-- START LISTING --
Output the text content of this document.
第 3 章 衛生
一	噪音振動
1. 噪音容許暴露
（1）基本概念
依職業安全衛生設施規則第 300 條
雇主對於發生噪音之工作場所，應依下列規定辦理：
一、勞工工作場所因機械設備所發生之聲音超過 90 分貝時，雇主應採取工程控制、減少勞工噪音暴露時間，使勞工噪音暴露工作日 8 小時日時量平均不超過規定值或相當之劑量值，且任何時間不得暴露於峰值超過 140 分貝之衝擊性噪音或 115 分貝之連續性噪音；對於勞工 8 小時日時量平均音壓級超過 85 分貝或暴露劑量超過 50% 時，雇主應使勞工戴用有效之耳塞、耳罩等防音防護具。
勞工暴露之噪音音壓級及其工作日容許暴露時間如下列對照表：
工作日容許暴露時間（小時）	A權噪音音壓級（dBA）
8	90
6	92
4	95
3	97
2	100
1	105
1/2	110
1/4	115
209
-- END LISTING --
-- START LISTING --
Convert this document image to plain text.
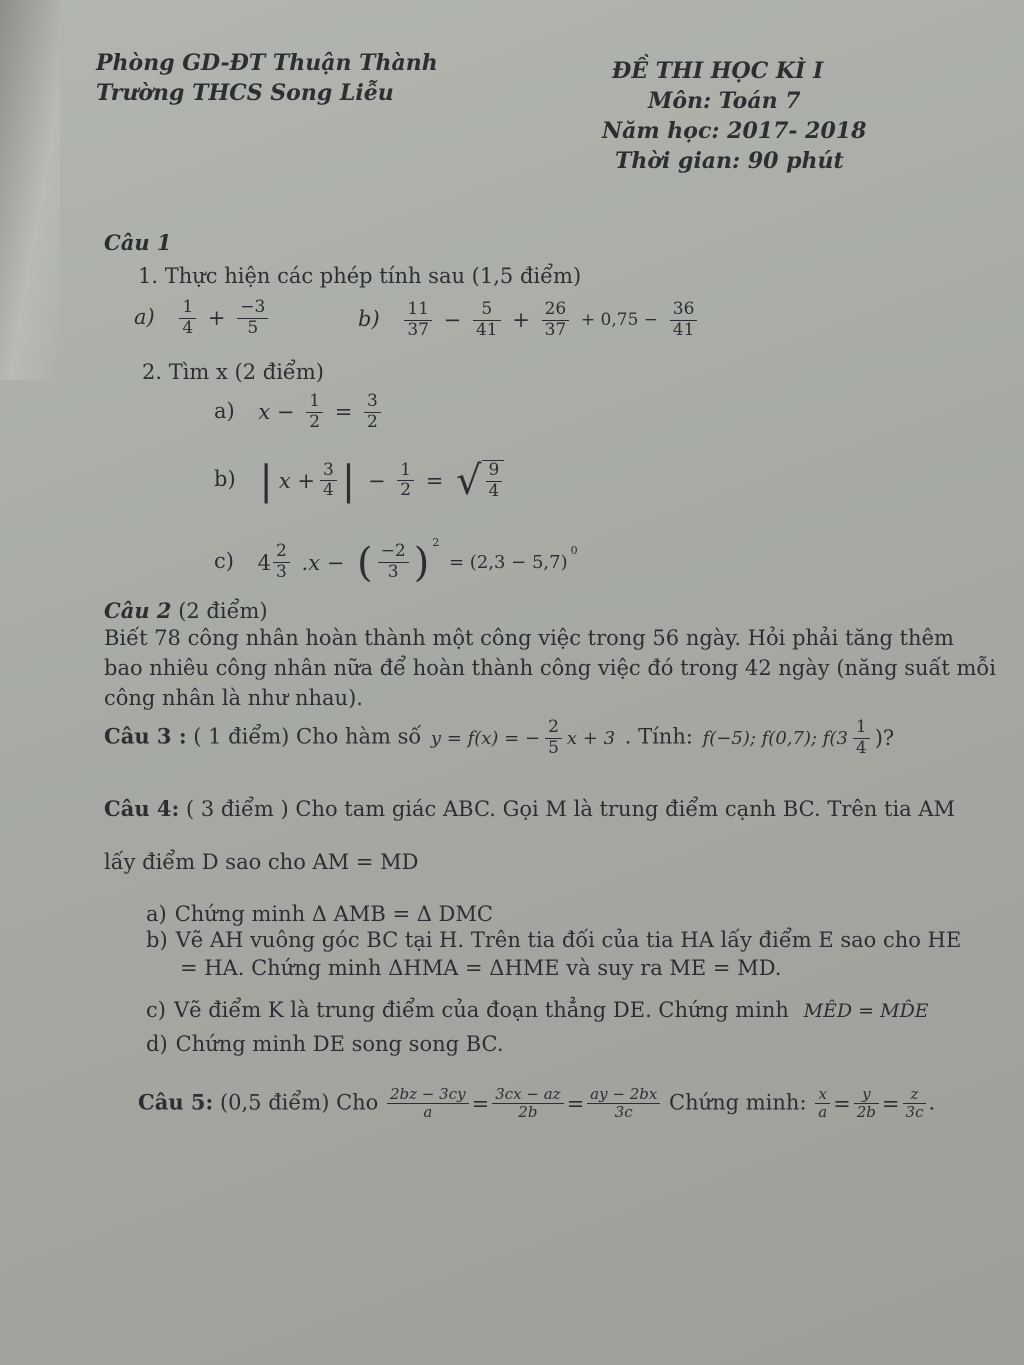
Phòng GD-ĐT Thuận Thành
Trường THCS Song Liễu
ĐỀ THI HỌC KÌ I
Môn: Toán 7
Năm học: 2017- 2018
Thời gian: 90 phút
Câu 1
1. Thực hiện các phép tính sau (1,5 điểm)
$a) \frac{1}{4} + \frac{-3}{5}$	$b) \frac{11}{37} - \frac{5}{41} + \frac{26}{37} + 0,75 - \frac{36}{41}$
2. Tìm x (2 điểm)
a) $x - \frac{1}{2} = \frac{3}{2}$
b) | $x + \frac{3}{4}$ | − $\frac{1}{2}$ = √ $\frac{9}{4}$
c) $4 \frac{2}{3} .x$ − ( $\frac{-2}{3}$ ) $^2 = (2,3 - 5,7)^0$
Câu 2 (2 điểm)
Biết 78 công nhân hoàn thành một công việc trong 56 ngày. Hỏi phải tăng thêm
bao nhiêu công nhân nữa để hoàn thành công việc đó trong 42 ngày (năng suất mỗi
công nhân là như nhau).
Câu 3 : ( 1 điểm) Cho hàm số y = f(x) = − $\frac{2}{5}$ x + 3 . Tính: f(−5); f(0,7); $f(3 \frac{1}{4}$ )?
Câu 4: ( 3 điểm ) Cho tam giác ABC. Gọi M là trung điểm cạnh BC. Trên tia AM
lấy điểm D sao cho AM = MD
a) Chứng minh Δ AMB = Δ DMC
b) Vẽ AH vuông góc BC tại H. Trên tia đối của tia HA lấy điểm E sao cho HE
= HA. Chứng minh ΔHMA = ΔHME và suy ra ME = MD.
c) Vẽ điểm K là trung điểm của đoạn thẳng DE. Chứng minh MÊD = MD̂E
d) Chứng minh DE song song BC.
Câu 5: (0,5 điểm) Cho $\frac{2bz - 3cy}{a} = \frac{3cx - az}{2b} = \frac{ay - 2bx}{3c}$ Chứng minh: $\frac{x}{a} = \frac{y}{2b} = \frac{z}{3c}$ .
-- END LISTING --
-- START LISTING --
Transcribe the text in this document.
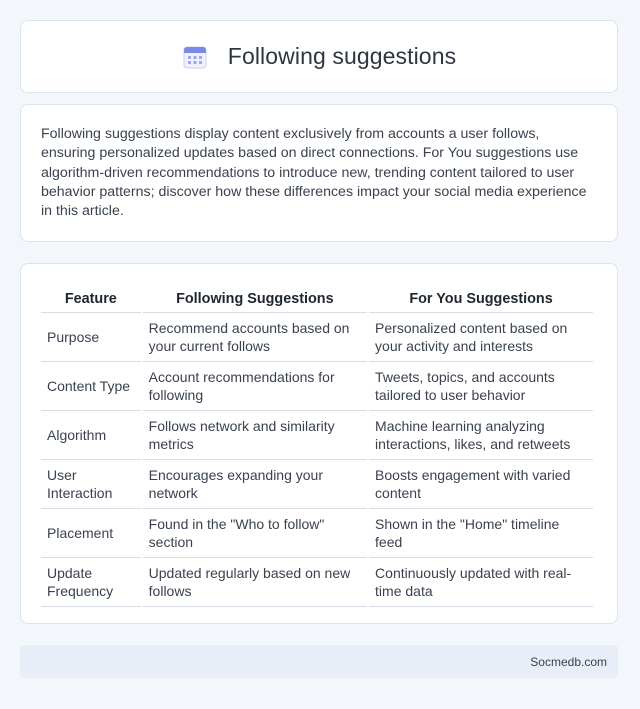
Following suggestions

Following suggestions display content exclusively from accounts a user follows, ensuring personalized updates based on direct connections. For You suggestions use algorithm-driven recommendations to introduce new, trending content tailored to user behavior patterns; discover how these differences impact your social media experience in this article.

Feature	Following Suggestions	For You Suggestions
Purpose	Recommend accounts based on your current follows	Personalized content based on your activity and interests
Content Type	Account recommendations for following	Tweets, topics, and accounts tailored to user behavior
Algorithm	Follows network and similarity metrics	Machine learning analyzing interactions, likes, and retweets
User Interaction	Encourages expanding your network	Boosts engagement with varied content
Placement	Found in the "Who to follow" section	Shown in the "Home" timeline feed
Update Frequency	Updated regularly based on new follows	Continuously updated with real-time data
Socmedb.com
-- END LISTING --
REQUIRED WORK | Track down all lines above with the string "this" and copy them.

THE SOLUTION |
Output the text content of this document.
Convert this document image to plain text.
Transcribe the text in this document.
Following suggestions display content exclusively from accounts a user follows, ensuring personalized updates based on direct connections. For You suggestions use algorithm-driven recommendations to introduce new, trending content tailored to user behavior patterns; discover how these differences impact your social media experience in this article.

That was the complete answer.